Retype every entry in its entirety, without alteration.

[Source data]
-*-

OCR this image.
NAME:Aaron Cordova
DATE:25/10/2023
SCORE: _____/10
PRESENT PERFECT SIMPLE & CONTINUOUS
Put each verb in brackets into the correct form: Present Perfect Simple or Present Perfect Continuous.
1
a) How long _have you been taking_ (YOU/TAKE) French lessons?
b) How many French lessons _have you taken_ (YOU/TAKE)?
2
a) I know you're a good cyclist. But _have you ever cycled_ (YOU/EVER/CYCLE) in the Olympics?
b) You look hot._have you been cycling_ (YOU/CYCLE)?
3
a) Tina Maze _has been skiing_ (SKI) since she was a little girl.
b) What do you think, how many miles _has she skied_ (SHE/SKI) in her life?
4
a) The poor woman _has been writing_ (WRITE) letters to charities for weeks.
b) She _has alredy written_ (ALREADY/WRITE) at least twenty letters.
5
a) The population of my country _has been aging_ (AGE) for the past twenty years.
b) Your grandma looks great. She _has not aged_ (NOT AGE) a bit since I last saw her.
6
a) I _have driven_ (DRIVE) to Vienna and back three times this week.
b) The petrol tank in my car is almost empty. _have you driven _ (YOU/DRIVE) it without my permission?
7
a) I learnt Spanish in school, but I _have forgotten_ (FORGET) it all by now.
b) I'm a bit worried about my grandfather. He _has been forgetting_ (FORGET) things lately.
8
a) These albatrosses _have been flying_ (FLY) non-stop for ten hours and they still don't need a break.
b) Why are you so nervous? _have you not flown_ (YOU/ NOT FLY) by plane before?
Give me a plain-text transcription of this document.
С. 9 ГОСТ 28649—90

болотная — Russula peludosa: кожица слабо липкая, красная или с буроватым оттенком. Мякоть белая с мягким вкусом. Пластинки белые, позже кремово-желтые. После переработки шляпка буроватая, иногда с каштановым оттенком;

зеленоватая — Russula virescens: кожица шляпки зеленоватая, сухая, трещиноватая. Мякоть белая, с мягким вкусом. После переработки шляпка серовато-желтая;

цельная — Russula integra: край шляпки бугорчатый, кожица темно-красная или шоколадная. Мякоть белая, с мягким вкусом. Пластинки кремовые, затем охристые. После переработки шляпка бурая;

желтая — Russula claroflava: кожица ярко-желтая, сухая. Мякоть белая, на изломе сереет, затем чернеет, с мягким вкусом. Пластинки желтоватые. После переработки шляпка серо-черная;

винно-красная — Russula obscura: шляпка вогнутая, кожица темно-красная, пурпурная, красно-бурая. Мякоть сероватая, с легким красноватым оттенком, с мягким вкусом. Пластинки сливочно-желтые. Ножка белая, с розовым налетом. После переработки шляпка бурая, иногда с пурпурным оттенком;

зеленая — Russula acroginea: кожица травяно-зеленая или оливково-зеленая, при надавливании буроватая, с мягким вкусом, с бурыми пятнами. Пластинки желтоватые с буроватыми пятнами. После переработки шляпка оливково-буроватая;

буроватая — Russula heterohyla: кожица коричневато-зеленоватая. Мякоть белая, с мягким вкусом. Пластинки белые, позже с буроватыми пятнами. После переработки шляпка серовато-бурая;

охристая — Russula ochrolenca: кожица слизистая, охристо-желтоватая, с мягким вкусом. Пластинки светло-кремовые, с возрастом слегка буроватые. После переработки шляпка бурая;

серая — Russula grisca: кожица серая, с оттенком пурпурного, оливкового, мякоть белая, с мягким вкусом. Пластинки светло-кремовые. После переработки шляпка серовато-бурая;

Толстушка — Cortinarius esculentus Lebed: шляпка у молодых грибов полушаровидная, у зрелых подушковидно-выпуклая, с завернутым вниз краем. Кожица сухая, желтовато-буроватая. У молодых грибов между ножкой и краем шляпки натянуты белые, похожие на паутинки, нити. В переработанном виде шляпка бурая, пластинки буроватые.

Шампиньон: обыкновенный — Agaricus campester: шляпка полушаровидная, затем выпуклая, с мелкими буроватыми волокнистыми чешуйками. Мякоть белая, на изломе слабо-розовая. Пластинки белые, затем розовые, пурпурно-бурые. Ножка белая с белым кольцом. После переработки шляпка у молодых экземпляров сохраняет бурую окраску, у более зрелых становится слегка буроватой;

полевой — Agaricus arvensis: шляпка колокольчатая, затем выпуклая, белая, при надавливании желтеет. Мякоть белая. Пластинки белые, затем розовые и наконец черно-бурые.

-*-

**RESULT OF THE EXERCISE**.
OCR this image.
NAME:Aaron Cordova
DATE:25/10/2023
SCORE: _____/10
PRESENT PERFECT SIMPLE & CONTINUOUS
Put each verb in brackets into the correct form: Present Perfect Simple or Present Perfect Continuous.
1
a) How long _have you been taking_ (YOU/TAKE) French lessons?
b) How many French lessons _have you taken_ (YOU/TAKE)?
2
a) I know you're a good cyclist. But _have you ever cycled_ (YOU/EVER/CYCLE) in the Olympics?
b) You look hot._have you been cycling_ (YOU/CYCLE)?
3
a) Tina Maze _has been skiing_ (SKI) since she was a little girl.
b) What do you think, how many miles _has she skied_ (SHE/SKI) in her life?
4
a) The poor woman _has been writing_ (WRITE) letters to charities for weeks.
b) She _has alredy written_ (ALREADY/WRITE) at least twenty letters.
5
a) The population of my country _has been aging_ (AGE) for the past twenty years.
b) Your grandma looks great. She _has not aged_ (NOT AGE) a bit since I last saw her.
6
a) I _have driven_ (DRIVE) to Vienna and back three times this week.
b) The petrol tank in my car is almost empty. _have you driven _ (YOU/DRIVE) it without my permission?
7
a) I learnt Spanish in school, but I _have forgotten_ (FORGET) it all by now.
b) I'm a bit worried about my grandfather. He _has been forgetting_ (FORGET) things lately.
8
a) These albatrosses _have been flying_ (FLY) non-stop for ten hours and they still don't need a break.
b) Why are you so nervous? _have you not flown_ (YOU/ NOT FLY) by plane before?
Give me a plain-text transcription of this document.
С. 9 ГОСТ 28649—90

болотная — Russula peludosa: кожица слабо липкая, красная или с буроватым оттенком. Мякоть белая с мягким вкусом. Пластинки белые, позже кремово-желтые. После переработки шляпка буроватая, иногда с каштановым оттенком;

зеленоватая — Russula virescens: кожица шляпки зеленоватая, сухая, трещиноватая. Мякоть белая, с мягким вкусом. После переработки шляпка серовато-желтая;

цельная — Russula integra: край шляпки бугорчатый, кожица темно-красная или шоколадная. Мякоть белая, с мягким вкусом. Пластинки кремовые, затем охристые. После переработки шляпка бурая;

желтая — Russula claroflava: кожица ярко-желтая, сухая. Мякоть белая, на изломе сереет, затем чернеет, с мягким вкусом. Пластинки желтоватые. После переработки шляпка серо-черная;

винно-красная — Russula obscura: шляпка вогнутая, кожица темно-красная, пурпурная, красно-бурая. Мякоть сероватая, с легким красноватым оттенком, с мягким вкусом. Пластинки сливочно-желтые. Ножка белая, с розовым налетом. После переработки шляпка бурая, иногда с пурпурным оттенком;

зеленая — Russula acroginea: кожица травяно-зеленая или оливково-зеленая, при надавливании буроватая, с мягким вкусом, с бурыми пятнами. Пластинки желтоватые с буроватыми пятнами. После переработки шляпка оливково-буроватая;

буроватая — Russula heterohyla: кожица коричневато-зеленоватая. Мякоть белая, с мягким вкусом. Пластинки белые, позже с буроватыми пятнами. После переработки шляпка серовато-бурая;

охристая — Russula ochrolenca: кожица слизистая, охристо-желтоватая, с мягким вкусом. Пластинки светло-кремовые, с возрастом слегка буроватые. После переработки шляпка бурая;

серая — Russula grisca: кожица серая, с оттенком пурпурного, оливкового, мякоть белая, с мягким вкусом. Пластинки светло-кремовые. После переработки шляпка серовато-бурая;

Толстушка — Cortinarius esculentus Lebed: шляпка у молодых грибов полушаровидная, у зрелых подушковидно-выпуклая, с завернутым вниз краем. Кожица сухая, желтовато-буроватая. У молодых грибов между ножкой и краем шляпки натянуты белые, похожие на паутинки, нити. В переработанном виде шляпка бурая, пластинки буроватые.

Шампиньон: обыкновенный — Agaricus campester: шляпка полушаровидная, затем выпуклая, с мелкими буроватыми волокнистыми чешуйками. Мякоть белая, на изломе слабо-розовая. Пластинки белые, затем розовые, пурпурно-бурые. Ножка белая с белым кольцом. После переработки шляпка у молодых экземпляров сохраняет бурую окраску, у более зрелых становится слегка буроватой;

полевой — Agaricus arvensis: шляпка колокольчатая, затем выпуклая, белая, при надавливании желтеет. Мякоть белая. Пластинки белые, затем розовые и наконец черно-бурые.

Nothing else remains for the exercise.